## THE TASK
Return the lines where the word "国家环境保护总局" occurs.
*** RECORDS SHOWN ***
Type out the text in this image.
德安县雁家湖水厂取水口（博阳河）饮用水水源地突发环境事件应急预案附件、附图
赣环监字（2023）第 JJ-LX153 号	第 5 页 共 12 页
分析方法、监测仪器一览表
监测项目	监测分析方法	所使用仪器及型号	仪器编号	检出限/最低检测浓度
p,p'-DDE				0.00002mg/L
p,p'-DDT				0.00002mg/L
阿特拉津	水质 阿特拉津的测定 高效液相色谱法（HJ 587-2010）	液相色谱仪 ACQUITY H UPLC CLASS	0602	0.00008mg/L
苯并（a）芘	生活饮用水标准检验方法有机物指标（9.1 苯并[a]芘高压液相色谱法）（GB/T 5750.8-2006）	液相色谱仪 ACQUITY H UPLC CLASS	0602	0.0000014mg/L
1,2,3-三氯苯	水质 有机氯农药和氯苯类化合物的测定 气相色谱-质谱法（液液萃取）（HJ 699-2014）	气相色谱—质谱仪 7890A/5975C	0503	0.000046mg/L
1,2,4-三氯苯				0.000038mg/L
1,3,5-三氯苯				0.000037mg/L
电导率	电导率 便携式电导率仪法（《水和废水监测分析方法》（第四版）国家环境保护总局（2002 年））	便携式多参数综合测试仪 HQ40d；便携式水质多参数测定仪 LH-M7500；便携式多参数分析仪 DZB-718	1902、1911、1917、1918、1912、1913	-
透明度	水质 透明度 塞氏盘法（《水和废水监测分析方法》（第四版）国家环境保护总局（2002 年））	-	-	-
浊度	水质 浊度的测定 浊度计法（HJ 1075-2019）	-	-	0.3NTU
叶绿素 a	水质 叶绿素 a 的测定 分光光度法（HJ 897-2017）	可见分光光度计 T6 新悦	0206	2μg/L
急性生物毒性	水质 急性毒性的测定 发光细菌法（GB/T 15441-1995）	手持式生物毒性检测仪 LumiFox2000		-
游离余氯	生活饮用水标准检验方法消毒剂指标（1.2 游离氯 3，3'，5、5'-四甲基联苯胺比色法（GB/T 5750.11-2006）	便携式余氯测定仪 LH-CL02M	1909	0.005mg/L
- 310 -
***
## OUTPUT BELOW
电导率	电导率 便携式电导率仪法（《水和废水监测分析方法》（第四版）国家环境保护总局（2002 年））	便携式多参数综合测试仪 HQ40d；便携式水质多参数测定仪 LH-M7500；便携式多参数分析仪 DZB-718	1902、1911、1917、1918、1912、1913	-
透明度	水质 透明度 塞氏盘法（《水和废水监测分析方法》（第四版）国家环境保护总局（2002 年））	-	-	-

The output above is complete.